# Bar Oil in the Gas Tank: Help Please!



## Mass. Wine Guy (Mar 14, 2009)

What a fool, I know. I never made this mistake before, but today I put bar oil into my Jonsered's gasoline tank. I realized what happened before I ran the saw, so I drained all I could from the oil tank. What should I do now?

Thank you very much.


----------



## LLigetfa (Mar 14, 2009)

Mass. Wine Guy said:
			
		

> ... so I drained all I could from the *oil *tank. What should I do now?


Drain the GAS tank.


----------



## Mass. Wine Guy (Mar 14, 2009)

Ah yes. I meant to say I drained the gas tank.


----------



## LLigetfa (Mar 14, 2009)

OK, problem solved.  Bet you don't make that mistake again.


----------



## JeffRey30747 (Mar 14, 2009)

I see that there are no replies to this one yet so I'll put in my two cents based solely on opinion.
I would rinse it out with about 1/4 tank of your normal fuel mix, discard and then add a full tank of fuel and run this tank full without idling unnecessarily to try to minimize the chance of fouling the plug. It's always a good idea to have a spare plug on hand for any of your small engines, especially if you live some distance away from a retailer that would have them in stock.


----------



## Mass. Wine Guy (Mar 14, 2009)

Thanks so much, LL and Jeff. I think I'll play it safe and rinse it with a 1/4 tank of mixed gas. The oil tank is clearly marked as "Chain Oil."


----------



## TMonter (Mar 14, 2009)

I've done that on my Husky and just rinsed the tank out with gas, dumped the gas and refilled the tank.


----------



## Cutter (Mar 14, 2009)

Yep I  have done it just the other way around gas in oil.  
Mass. Wine Guy Does this mean your makin wine up your way? I do fruit wines here in Kansas.


----------



## BrotherBart (Mar 14, 2009)

Put some fuel mix in it and go cut some wood.


----------



## Mass. Wine Guy (Mar 14, 2009)

I rinsed the gas tank with fresh fuell mix, emptied and refilled it. My saw started but died a few times when I let the throttle out so I just let it idle for a couple of minutes, then gunned it. That seemed to do the trick, though I didn't restart it after I cut a small log and shut it off.

Cutter, I write about wine. Wish I made it.


----------



## burntime (Mar 15, 2009)

My neighbor wanted to try my saw and I was just about to refill the bodily fluids.  He said I can do it!  The saw did not start and it was late, the next dxay I realized what he did.  I dumped it and refilled.  It started rough and definitely kept the skeeters away for a minute but then was fine...


----------



## Bigg_Redd (Mar 15, 2009)

Mass. Wine Guy said:
			
		

> What a fool, I know. I never made this mistake before, but today I put bar oil into my Jonsered's gasoline tank. I realized what happened before I ran the saw, so I drained all I could from the oil tank. What should I do now?
> 
> Thank you very much.



Fill the tank about half full of gas and shake your saw till your arms wear out.  Drain that gas.  Repeat.  Run as normal after that.

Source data
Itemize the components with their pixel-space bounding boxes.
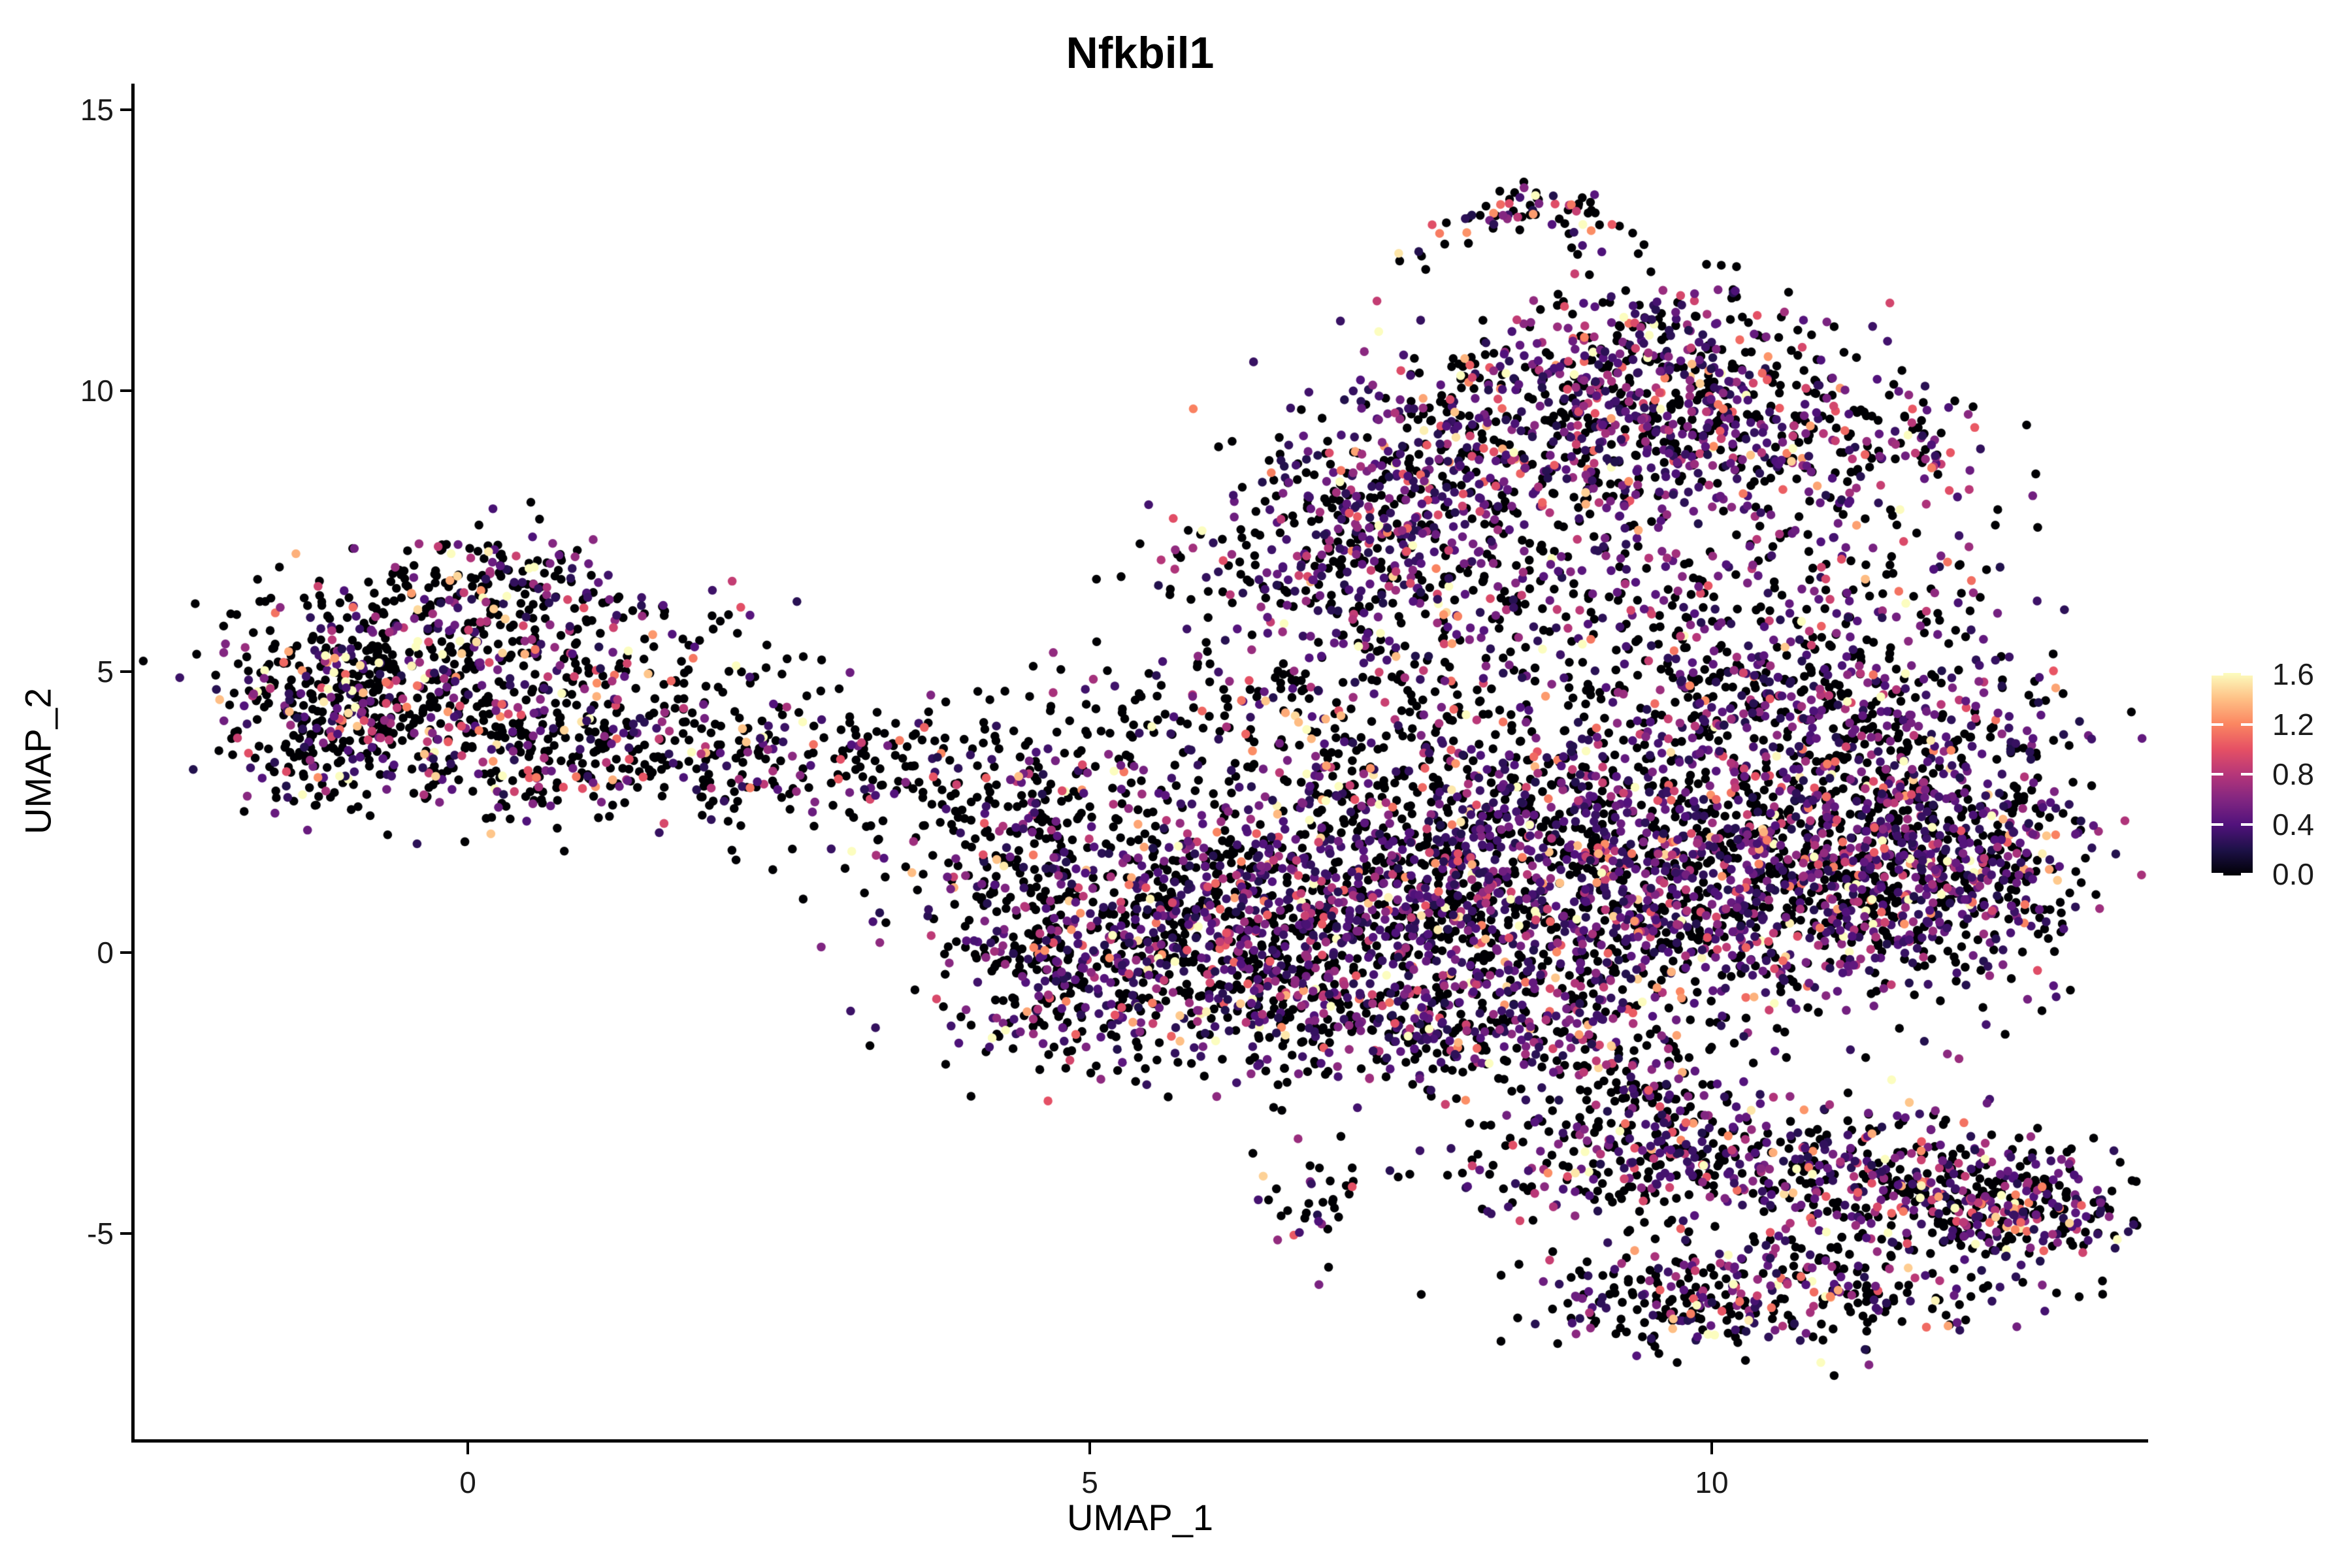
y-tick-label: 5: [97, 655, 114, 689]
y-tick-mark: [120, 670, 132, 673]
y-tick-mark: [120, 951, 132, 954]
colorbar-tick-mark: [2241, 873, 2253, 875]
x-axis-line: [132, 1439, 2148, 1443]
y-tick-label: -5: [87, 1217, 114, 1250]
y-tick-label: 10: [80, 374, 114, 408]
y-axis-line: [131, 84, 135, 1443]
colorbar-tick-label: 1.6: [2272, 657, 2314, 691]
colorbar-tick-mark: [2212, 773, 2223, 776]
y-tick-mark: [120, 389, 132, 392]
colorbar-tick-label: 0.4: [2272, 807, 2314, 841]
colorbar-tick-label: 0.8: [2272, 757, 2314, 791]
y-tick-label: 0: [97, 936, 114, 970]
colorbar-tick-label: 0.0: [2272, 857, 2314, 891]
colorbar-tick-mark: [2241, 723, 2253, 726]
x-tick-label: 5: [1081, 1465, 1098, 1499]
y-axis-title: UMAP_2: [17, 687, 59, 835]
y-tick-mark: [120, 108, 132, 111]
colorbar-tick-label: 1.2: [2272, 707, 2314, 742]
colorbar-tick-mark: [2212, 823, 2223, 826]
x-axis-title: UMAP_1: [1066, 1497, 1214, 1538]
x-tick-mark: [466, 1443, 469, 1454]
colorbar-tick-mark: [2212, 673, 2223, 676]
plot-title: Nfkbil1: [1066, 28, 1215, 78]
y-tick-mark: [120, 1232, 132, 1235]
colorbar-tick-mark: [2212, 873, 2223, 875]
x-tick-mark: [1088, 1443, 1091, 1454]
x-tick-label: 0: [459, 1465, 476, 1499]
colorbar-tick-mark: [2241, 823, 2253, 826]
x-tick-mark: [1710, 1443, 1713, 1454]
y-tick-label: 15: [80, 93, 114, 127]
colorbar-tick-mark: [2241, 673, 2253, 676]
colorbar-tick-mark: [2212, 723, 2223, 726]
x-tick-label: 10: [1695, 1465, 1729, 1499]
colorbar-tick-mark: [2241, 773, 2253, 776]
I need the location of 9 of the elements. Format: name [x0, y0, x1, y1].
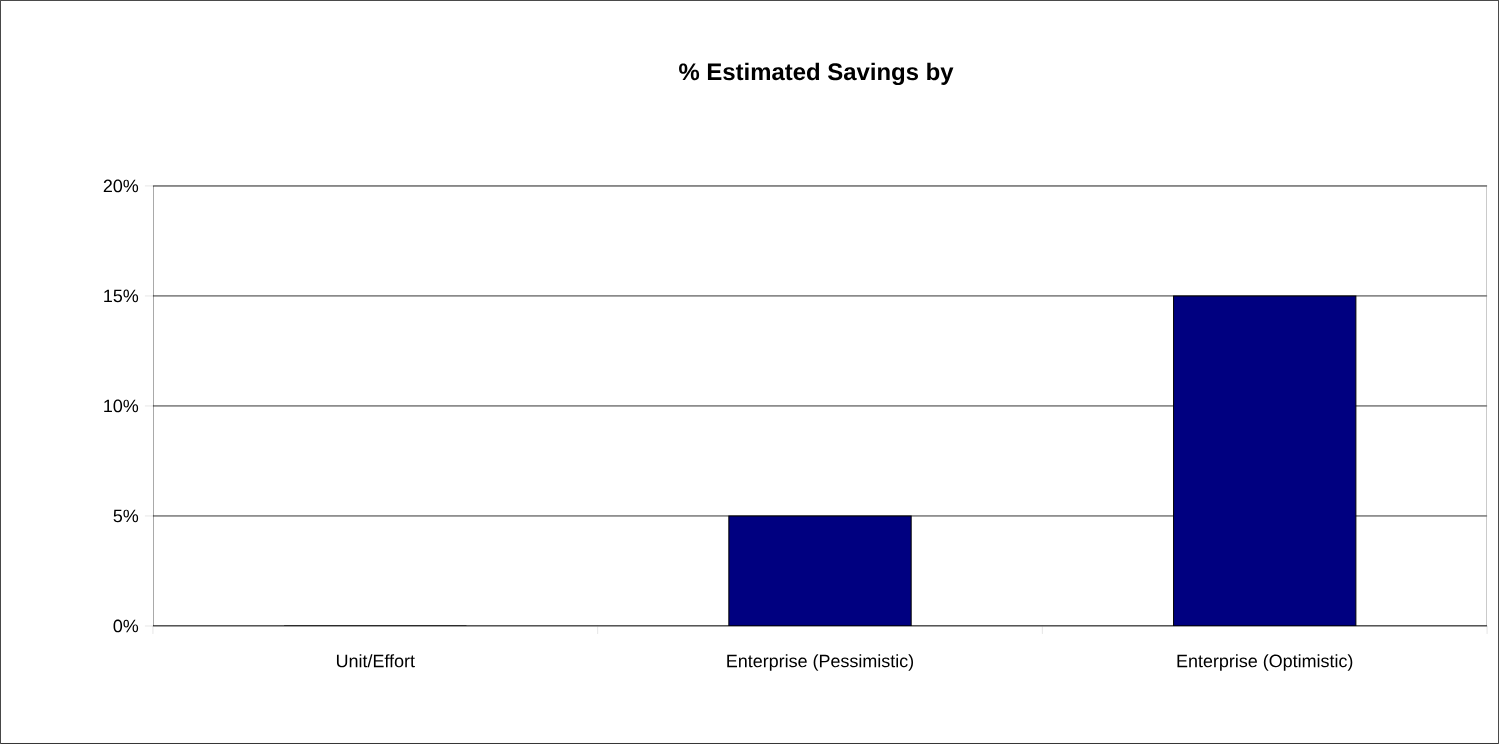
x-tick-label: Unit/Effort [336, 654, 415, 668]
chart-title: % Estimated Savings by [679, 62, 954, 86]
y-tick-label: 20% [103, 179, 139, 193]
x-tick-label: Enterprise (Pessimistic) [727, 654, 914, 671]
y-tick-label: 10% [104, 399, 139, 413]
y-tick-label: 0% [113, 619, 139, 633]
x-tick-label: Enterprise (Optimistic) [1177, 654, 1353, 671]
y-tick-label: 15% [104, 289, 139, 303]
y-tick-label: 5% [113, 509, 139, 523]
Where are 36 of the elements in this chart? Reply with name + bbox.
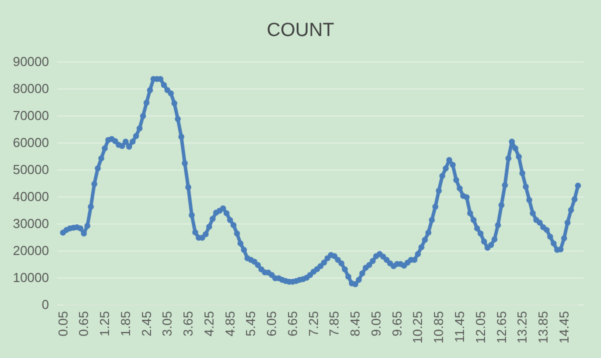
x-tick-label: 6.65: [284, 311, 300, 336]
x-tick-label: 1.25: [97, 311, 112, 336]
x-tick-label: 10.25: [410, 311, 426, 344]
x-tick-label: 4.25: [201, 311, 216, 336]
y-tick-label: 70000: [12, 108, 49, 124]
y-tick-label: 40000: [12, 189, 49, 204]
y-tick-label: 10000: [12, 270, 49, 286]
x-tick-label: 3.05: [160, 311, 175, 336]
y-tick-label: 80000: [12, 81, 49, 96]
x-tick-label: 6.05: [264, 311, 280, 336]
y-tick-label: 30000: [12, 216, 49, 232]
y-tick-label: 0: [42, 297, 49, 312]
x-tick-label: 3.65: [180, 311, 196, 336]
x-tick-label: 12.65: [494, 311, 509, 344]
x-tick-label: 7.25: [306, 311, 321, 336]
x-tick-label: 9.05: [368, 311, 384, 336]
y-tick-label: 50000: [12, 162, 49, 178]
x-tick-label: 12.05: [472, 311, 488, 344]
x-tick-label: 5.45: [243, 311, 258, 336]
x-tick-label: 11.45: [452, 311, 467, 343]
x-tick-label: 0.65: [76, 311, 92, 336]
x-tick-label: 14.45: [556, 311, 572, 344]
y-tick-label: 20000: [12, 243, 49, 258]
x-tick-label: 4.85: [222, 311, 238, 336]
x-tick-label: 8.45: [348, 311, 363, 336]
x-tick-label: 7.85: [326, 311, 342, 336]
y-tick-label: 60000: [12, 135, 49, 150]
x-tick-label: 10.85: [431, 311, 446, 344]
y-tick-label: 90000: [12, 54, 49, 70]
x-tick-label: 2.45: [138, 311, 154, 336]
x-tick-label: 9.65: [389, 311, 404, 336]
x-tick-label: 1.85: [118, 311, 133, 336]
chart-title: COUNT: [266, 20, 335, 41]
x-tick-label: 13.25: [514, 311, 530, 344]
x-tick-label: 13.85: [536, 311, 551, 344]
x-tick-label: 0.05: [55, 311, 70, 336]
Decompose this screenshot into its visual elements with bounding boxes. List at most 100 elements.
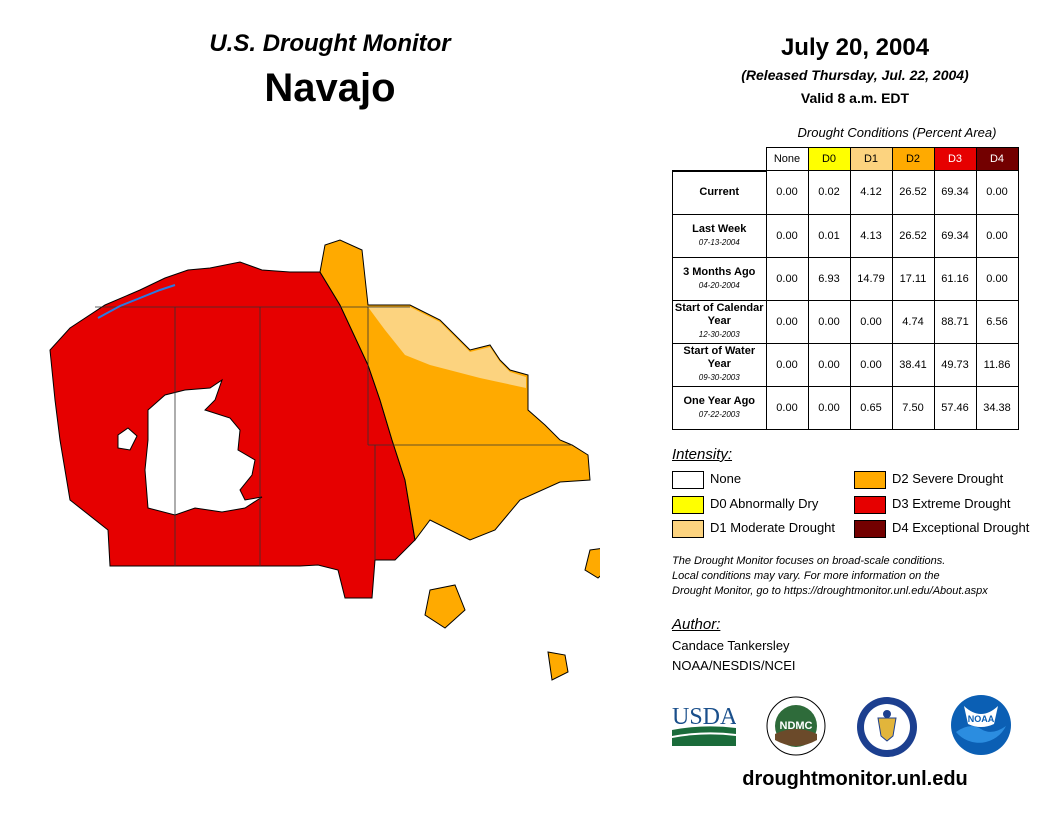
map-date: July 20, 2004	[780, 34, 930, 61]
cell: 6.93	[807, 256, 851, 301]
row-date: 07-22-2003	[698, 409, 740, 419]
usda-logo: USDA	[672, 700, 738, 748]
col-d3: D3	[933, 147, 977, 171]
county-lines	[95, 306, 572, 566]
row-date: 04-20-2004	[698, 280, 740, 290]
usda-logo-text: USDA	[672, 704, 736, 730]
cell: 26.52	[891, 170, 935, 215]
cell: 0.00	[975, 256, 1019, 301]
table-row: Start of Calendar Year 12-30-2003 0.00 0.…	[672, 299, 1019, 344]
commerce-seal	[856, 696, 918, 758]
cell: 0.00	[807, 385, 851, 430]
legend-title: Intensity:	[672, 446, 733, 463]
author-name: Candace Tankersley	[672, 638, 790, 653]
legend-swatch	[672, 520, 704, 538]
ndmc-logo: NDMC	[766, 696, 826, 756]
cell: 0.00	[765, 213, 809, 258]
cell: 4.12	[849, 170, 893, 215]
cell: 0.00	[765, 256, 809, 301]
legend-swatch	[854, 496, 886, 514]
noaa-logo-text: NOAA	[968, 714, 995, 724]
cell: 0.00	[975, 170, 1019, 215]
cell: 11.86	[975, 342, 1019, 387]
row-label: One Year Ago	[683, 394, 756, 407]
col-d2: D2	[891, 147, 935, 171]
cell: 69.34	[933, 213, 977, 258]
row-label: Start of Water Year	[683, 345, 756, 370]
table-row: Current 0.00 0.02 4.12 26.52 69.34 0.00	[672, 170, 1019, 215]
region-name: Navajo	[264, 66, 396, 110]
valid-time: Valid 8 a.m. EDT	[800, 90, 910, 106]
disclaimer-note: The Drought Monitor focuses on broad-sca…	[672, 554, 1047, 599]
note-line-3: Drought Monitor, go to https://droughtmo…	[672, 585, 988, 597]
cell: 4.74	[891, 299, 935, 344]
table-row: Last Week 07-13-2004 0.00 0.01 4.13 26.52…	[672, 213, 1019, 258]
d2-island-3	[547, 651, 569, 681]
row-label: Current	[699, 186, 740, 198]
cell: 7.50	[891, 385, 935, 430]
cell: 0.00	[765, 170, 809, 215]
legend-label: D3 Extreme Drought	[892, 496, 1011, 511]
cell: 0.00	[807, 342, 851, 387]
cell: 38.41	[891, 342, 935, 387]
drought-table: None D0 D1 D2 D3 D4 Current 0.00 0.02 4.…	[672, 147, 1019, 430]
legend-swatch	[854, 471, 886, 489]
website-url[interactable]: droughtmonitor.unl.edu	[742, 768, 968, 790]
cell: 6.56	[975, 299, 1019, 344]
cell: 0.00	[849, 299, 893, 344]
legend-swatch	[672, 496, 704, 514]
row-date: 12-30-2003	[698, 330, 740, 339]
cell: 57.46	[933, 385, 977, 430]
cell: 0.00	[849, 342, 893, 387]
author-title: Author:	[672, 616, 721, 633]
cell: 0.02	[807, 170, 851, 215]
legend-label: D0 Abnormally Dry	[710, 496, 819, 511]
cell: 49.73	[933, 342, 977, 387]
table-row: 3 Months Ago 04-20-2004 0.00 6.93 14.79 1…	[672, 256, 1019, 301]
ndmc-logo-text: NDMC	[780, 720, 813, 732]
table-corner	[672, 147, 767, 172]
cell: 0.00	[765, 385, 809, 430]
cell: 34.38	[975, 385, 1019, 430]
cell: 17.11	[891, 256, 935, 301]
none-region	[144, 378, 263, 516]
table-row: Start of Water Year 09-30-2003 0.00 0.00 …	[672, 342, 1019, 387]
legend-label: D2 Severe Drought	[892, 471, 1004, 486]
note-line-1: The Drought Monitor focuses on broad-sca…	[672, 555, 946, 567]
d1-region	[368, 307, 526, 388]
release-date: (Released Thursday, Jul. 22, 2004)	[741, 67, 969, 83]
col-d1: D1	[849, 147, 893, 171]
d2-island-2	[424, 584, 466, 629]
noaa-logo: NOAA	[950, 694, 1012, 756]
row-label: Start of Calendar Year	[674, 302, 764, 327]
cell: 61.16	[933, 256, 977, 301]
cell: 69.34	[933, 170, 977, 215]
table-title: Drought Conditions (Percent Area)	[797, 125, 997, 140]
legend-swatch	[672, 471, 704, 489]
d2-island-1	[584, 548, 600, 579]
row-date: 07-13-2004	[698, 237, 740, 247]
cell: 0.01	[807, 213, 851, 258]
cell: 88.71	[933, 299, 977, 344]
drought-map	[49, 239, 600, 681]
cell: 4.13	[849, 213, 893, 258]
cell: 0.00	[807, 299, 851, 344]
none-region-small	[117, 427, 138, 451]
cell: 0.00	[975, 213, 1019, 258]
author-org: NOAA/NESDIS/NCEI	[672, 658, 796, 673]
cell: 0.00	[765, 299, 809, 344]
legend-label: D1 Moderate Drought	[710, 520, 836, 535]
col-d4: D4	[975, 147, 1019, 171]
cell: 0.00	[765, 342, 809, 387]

- Task description
List every distinct username under which a post appears in the bar oil thread, naming each one once in the order it first posts.

- Answer to the task
Mass. Wine Guy
LLigetfa
JeffRey30747
TMonter
Cutter
BrotherBart
burntime
Bigg_Redd